──────── RECORDS TO USE ────────

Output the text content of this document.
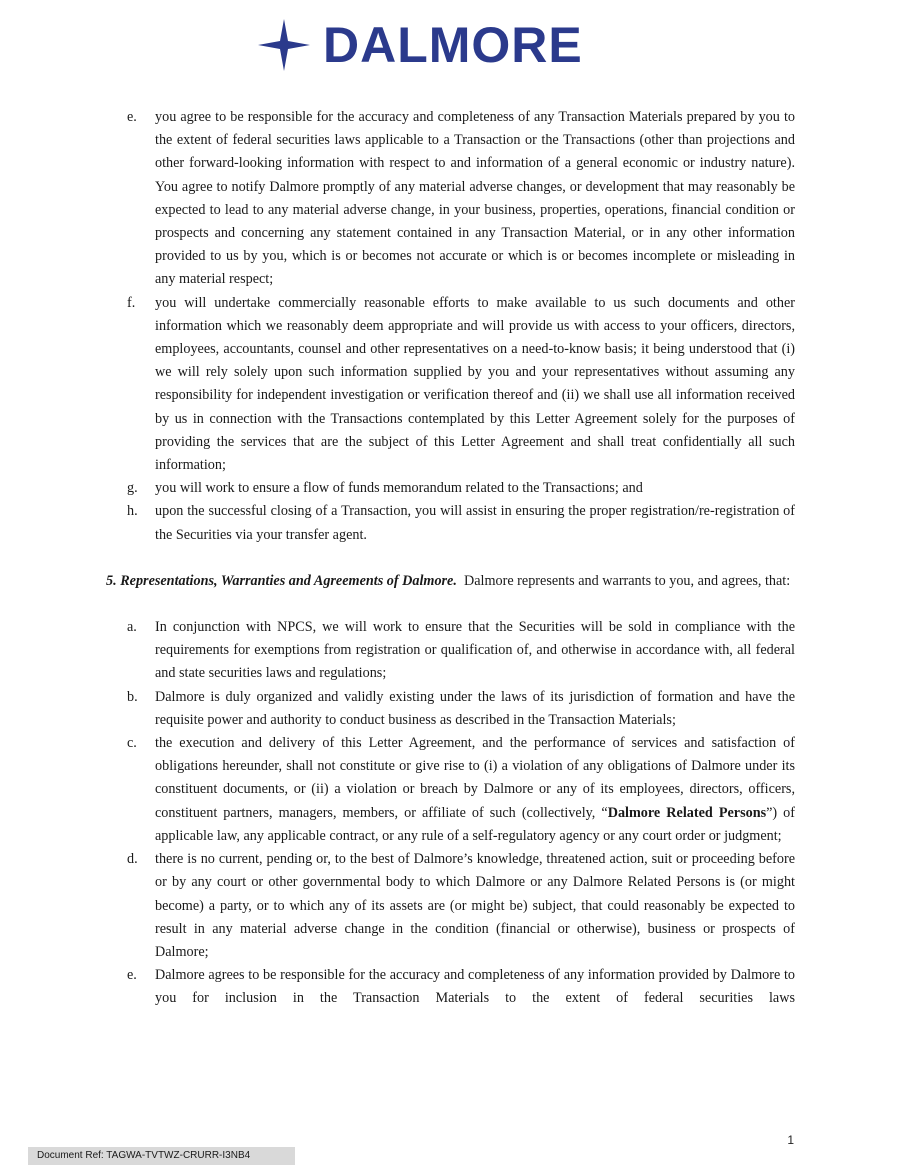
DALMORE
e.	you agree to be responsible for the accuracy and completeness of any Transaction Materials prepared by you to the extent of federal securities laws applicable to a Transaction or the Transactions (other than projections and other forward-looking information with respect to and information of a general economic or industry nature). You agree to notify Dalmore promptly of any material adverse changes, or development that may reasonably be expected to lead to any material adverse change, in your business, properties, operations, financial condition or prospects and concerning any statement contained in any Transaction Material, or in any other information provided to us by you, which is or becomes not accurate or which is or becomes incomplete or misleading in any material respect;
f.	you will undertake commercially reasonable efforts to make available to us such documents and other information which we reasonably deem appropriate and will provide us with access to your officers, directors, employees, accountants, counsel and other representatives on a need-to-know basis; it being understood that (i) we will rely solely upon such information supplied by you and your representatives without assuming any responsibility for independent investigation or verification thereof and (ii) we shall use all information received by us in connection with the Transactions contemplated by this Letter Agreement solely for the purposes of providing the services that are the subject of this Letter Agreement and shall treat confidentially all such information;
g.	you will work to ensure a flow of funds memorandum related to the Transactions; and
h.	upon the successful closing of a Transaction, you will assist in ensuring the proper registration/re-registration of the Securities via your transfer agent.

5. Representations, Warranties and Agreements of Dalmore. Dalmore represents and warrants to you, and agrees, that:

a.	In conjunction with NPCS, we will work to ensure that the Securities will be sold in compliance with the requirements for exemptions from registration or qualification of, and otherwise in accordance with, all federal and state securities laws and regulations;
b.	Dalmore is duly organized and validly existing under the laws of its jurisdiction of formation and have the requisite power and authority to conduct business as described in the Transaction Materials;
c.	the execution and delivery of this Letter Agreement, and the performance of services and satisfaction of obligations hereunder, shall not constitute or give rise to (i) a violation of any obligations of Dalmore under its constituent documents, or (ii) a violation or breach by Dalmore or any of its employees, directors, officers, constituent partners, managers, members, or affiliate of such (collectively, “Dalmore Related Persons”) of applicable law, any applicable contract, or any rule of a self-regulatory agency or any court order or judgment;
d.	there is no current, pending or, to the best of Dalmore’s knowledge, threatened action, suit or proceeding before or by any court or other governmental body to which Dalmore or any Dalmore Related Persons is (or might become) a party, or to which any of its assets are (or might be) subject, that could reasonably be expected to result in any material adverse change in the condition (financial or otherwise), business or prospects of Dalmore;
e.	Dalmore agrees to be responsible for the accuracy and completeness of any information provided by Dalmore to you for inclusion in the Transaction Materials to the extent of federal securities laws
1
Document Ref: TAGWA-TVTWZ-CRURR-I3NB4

────────
──────── RECORDS TO USE ────────

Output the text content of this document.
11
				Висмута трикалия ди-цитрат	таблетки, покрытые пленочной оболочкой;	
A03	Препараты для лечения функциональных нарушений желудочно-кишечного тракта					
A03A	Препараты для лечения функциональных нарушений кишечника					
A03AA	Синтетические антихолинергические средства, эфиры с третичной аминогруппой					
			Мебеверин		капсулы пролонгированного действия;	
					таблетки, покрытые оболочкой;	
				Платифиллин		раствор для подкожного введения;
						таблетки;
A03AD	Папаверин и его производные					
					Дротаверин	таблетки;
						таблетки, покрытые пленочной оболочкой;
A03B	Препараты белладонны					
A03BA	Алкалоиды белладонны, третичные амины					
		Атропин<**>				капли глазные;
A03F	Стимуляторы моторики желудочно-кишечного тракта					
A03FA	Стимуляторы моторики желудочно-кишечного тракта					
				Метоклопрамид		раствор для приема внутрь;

────────

→ YOUR GOAL
Report each line in the preceding entries that holds the string "нарушений".

→ OUTPUT BELOW
A03	Препараты для лечения функциональных нарушений желудочно-кишечного тракта					
A03A	Препараты для лечения функциональных нарушений кишечника					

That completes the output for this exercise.